[Dataset items]
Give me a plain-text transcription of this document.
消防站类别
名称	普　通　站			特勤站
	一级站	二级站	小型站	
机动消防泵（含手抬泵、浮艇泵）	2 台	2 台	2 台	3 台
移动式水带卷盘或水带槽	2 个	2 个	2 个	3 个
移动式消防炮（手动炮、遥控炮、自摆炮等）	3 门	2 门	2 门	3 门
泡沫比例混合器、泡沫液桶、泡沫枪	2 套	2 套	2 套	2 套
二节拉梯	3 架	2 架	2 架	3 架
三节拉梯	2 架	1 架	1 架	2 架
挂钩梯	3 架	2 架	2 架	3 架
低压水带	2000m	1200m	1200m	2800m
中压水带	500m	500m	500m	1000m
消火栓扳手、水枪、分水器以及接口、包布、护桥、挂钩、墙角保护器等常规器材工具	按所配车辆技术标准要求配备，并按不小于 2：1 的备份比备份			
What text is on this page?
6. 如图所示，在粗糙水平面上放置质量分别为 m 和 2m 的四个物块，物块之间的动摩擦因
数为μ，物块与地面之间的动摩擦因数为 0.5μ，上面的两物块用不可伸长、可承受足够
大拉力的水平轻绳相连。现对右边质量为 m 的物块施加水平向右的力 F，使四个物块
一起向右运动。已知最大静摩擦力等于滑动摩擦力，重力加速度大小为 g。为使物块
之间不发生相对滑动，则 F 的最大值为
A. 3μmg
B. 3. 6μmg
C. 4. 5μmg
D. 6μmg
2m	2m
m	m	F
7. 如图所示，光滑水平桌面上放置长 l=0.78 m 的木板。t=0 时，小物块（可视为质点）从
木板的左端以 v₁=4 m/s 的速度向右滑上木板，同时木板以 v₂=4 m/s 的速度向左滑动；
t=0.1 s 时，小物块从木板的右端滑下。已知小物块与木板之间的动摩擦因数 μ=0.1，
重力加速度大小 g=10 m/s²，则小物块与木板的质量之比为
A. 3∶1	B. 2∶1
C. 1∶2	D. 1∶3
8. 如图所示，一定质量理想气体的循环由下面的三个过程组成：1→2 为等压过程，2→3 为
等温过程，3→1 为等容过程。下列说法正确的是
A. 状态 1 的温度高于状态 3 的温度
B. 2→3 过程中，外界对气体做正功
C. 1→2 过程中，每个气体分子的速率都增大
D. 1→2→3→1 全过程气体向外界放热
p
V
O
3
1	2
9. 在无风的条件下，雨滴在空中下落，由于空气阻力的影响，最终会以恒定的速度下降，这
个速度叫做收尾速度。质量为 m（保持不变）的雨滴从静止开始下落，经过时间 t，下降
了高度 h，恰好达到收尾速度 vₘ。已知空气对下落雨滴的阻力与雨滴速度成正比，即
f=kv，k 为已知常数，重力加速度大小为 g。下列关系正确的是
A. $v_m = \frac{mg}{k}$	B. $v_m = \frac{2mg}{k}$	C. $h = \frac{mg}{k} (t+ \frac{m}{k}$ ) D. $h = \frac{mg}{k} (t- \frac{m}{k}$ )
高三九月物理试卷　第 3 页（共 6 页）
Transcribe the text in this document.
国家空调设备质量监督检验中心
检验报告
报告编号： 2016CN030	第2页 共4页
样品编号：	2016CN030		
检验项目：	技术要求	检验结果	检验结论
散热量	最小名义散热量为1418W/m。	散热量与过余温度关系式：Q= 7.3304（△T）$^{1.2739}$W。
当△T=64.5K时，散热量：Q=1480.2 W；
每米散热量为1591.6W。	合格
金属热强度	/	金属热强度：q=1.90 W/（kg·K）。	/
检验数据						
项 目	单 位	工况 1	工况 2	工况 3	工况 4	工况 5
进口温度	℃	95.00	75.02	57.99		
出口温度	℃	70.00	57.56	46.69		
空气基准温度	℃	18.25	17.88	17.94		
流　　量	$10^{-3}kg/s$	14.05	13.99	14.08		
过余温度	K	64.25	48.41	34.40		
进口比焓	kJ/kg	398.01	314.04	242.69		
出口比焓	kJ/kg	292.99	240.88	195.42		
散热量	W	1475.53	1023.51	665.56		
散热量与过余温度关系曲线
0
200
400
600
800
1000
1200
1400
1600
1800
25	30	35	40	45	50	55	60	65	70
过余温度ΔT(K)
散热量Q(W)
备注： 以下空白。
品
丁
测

**What this task involves**
Copy every record exactly, with nothing added or dropped.

**Finished exercise**
Give me a plain-text transcription of this document.
消防站类别
名称	普　通　站			特勤站
	一级站	二级站	小型站	
机动消防泵（含手抬泵、浮艇泵）	2 台	2 台	2 台	3 台
移动式水带卷盘或水带槽	2 个	2 个	2 个	3 个
移动式消防炮（手动炮、遥控炮、自摆炮等）	3 门	2 门	2 门	3 门
泡沫比例混合器、泡沫液桶、泡沫枪	2 套	2 套	2 套	2 套
二节拉梯	3 架	2 架	2 架	3 架
三节拉梯	2 架	1 架	1 架	2 架
挂钩梯	3 架	2 架	2 架	3 架
低压水带	2000m	1200m	1200m	2800m
中压水带	500m	500m	500m	1000m
消火栓扳手、水枪、分水器以及接口、包布、护桥、挂钩、墙角保护器等常规器材工具	按所配车辆技术标准要求配备，并按不小于 2：1 的备份比备份			
What text is on this page?
6. 如图所示，在粗糙水平面上放置质量分别为 m 和 2m 的四个物块，物块之间的动摩擦因
数为μ，物块与地面之间的动摩擦因数为 0.5μ，上面的两物块用不可伸长、可承受足够
大拉力的水平轻绳相连。现对右边质量为 m 的物块施加水平向右的力 F，使四个物块
一起向右运动。已知最大静摩擦力等于滑动摩擦力，重力加速度大小为 g。为使物块
之间不发生相对滑动，则 F 的最大值为
A. 3μmg
B. 3. 6μmg
C. 4. 5μmg
D. 6μmg
2m	2m
m	m	F
7. 如图所示，光滑水平桌面上放置长 l=0.78 m 的木板。t=0 时，小物块（可视为质点）从
木板的左端以 v₁=4 m/s 的速度向右滑上木板，同时木板以 v₂=4 m/s 的速度向左滑动；
t=0.1 s 时，小物块从木板的右端滑下。已知小物块与木板之间的动摩擦因数 μ=0.1，
重力加速度大小 g=10 m/s²，则小物块与木板的质量之比为
A. 3∶1	B. 2∶1
C. 1∶2	D. 1∶3
8. 如图所示，一定质量理想气体的循环由下面的三个过程组成：1→2 为等压过程，2→3 为
等温过程，3→1 为等容过程。下列说法正确的是
A. 状态 1 的温度高于状态 3 的温度
B. 2→3 过程中，外界对气体做正功
C. 1→2 过程中，每个气体分子的速率都增大
D. 1→2→3→1 全过程气体向外界放热
p
V
O
3
1	2
9. 在无风的条件下，雨滴在空中下落，由于空气阻力的影响，最终会以恒定的速度下降，这
个速度叫做收尾速度。质量为 m（保持不变）的雨滴从静止开始下落，经过时间 t，下降
了高度 h，恰好达到收尾速度 vₘ。已知空气对下落雨滴的阻力与雨滴速度成正比，即
f=kv，k 为已知常数，重力加速度大小为 g。下列关系正确的是
A. $v_m = \frac{mg}{k}$	B. $v_m = \frac{2mg}{k}$	C. $h = \frac{mg}{k} (t+ \frac{m}{k}$ ) D. $h = \frac{mg}{k} (t- \frac{m}{k}$ )
高三九月物理试卷　第 3 页（共 6 页）
Transcribe the text in this document.
国家空调设备质量监督检验中心
检验报告
报告编号： 2016CN030	第2页 共4页
样品编号：	2016CN030		
检验项目：	技术要求	检验结果	检验结论
散热量	最小名义散热量为1418W/m。	散热量与过余温度关系式：Q= 7.3304（△T）$^{1.2739}$W。
当△T=64.5K时，散热量：Q=1480.2 W；
每米散热量为1591.6W。	合格
金属热强度	/	金属热强度：q=1.90 W/（kg·K）。	/
检验数据						
项 目	单 位	工况 1	工况 2	工况 3	工况 4	工况 5
进口温度	℃	95.00	75.02	57.99		
出口温度	℃	70.00	57.56	46.69		
空气基准温度	℃	18.25	17.88	17.94		
流　　量	$10^{-3}kg/s$	14.05	13.99	14.08		
过余温度	K	64.25	48.41	34.40		
进口比焓	kJ/kg	398.01	314.04	242.69		
出口比焓	kJ/kg	292.99	240.88	195.42		
散热量	W	1475.53	1023.51	665.56		
散热量与过余温度关系曲线
0
200
400
600
800
1000
1200
1400
1600
1800
25	30	35	40	45	50	55	60	65	70
过余温度ΔT(K)
散热量Q(W)
备注： 以下空白。
品
丁
测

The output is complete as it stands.